[Your objective]
Return every line of the material exactly.

===== Records shown

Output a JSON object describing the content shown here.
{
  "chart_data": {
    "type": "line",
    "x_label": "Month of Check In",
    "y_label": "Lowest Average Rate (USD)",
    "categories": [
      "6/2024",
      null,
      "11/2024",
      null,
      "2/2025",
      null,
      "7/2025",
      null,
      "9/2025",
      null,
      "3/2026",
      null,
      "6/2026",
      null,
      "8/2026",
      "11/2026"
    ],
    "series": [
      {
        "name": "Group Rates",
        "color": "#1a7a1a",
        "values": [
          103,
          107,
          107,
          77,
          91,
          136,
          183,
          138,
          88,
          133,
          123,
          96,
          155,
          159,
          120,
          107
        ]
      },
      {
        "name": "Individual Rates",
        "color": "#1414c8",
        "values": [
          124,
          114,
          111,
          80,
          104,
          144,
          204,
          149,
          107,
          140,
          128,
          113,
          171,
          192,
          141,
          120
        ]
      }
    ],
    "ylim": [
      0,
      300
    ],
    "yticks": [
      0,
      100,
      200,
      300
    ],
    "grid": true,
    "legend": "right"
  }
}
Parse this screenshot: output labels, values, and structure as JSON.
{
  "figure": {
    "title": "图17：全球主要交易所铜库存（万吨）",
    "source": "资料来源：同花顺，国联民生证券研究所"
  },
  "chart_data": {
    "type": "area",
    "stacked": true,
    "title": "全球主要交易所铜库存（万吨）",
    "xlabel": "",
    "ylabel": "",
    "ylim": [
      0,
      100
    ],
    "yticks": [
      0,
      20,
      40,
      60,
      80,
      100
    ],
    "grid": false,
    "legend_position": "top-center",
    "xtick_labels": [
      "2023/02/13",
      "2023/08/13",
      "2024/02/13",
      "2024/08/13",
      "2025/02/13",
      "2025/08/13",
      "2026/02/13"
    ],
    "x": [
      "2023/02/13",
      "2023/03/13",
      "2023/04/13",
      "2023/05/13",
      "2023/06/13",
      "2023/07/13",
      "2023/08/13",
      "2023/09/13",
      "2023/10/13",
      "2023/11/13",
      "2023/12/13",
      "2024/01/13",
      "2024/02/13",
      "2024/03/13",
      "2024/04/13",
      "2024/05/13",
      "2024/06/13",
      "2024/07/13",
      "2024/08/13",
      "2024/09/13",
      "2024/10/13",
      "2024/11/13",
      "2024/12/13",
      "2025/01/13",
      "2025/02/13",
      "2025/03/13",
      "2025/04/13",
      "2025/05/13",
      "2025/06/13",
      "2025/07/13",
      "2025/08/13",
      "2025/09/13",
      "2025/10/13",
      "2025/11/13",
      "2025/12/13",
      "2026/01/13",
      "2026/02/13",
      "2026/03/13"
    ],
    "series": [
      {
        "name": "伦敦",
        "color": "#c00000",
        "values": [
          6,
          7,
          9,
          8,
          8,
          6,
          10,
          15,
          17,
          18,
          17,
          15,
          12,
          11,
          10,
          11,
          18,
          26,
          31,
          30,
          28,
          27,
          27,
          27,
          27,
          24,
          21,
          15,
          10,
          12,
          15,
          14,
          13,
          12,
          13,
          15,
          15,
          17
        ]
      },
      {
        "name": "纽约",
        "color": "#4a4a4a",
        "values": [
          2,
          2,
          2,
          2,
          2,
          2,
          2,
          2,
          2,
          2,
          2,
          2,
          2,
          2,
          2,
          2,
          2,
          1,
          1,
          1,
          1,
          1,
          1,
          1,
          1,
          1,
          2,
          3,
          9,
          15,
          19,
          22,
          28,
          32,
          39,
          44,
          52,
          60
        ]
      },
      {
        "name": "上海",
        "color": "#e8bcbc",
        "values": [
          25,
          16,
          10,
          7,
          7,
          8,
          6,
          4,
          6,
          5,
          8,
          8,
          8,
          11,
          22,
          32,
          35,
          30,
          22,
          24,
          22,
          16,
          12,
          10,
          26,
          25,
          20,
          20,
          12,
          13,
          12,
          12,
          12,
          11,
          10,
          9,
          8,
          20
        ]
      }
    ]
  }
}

==========

[Final answer]
Output a JSON object describing the content shown here.
{
  "chart_data": {
    "type": "line",
    "x_label": "Month of Check In",
    "y_label": "Lowest Average Rate (USD)",
    "categories": [
      "6/2024",
      null,
      "11/2024",
      null,
      "2/2025",
      null,
      "7/2025",
      null,
      "9/2025",
      null,
      "3/2026",
      null,
      "6/2026",
      null,
      "8/2026",
      "11/2026"
    ],
    "series": [
      {
        "name": "Group Rates",
        "color": "#1a7a1a",
        "values": [
          103,
          107,
          107,
          77,
          91,
          136,
          183,
          138,
          88,
          133,
          123,
          96,
          155,
          159,
          120,
          107
        ]
      },
      {
        "name": "Individual Rates",
        "color": "#1414c8",
        "values": [
          124,
          114,
          111,
          80,
          104,
          144,
          204,
          149,
          107,
          140,
          128,
          113,
          171,
          192,
          141,
          120
        ]
      }
    ],
    "ylim": [
      0,
      300
    ],
    "yticks": [
      0,
      100,
      200,
      300
    ],
    "grid": true,
    "legend": "right"
  }
}
Parse this screenshot: output labels, values, and structure as JSON.
{
  "figure": {
    "title": "图17：全球主要交易所铜库存（万吨）",
    "source": "资料来源：同花顺，国联民生证券研究所"
  },
  "chart_data": {
    "type": "area",
    "stacked": true,
    "title": "全球主要交易所铜库存（万吨）",
    "xlabel": "",
    "ylabel": "",
    "ylim": [
      0,
      100
    ],
    "yticks": [
      0,
      20,
      40,
      60,
      80,
      100
    ],
    "grid": false,
    "legend_position": "top-center",
    "xtick_labels": [
      "2023/02/13",
      "2023/08/13",
      "2024/02/13",
      "2024/08/13",
      "2025/02/13",
      "2025/08/13",
      "2026/02/13"
    ],
    "x": [
      "2023/02/13",
      "2023/03/13",
      "2023/04/13",
      "2023/05/13",
      "2023/06/13",
      "2023/07/13",
      "2023/08/13",
      "2023/09/13",
      "2023/10/13",
      "2023/11/13",
      "2023/12/13",
      "2024/01/13",
      "2024/02/13",
      "2024/03/13",
      "2024/04/13",
      "2024/05/13",
      "2024/06/13",
      "2024/07/13",
      "2024/08/13",
      "2024/09/13",
      "2024/10/13",
      "2024/11/13",
      "2024/12/13",
      "2025/01/13",
      "2025/02/13",
      "2025/03/13",
      "2025/04/13",
      "2025/05/13",
      "2025/06/13",
      "2025/07/13",
      "2025/08/13",
      "2025/09/13",
      "2025/10/13",
      "2025/11/13",
      "2025/12/13",
      "2026/01/13",
      "2026/02/13",
      "2026/03/13"
    ],
    "series": [
      {
        "name": "伦敦",
        "color": "#c00000",
        "values": [
          6,
          7,
          9,
          8,
          8,
          6,
          10,
          15,
          17,
          18,
          17,
          15,
          12,
          11,
          10,
          11,
          18,
          26,
          31,
          30,
          28,
          27,
          27,
          27,
          27,
          24,
          21,
          15,
          10,
          12,
          15,
          14,
          13,
          12,
          13,
          15,
          15,
          17
        ]
      },
      {
        "name": "纽约",
        "color": "#4a4a4a",
        "values": [
          2,
          2,
          2,
          2,
          2,
          2,
          2,
          2,
          2,
          2,
          2,
          2,
          2,
          2,
          2,
          2,
          2,
          1,
          1,
          1,
          1,
          1,
          1,
          1,
          1,
          1,
          2,
          3,
          9,
          15,
          19,
          22,
          28,
          32,
          39,
          44,
          52,
          60
        ]
      },
      {
        "name": "上海",
        "color": "#e8bcbc",
        "values": [
          25,
          16,
          10,
          7,
          7,
          8,
          6,
          4,
          6,
          5,
          8,
          8,
          8,
          11,
          22,
          32,
          35,
          30,
          22,
          24,
          22,
          16,
          12,
          10,
          26,
          25,
          20,
          20,
          12,
          13,
          12,
          12,
          12,
          11,
          10,
          9,
          8,
          20
        ]
      }
    ]
  }
}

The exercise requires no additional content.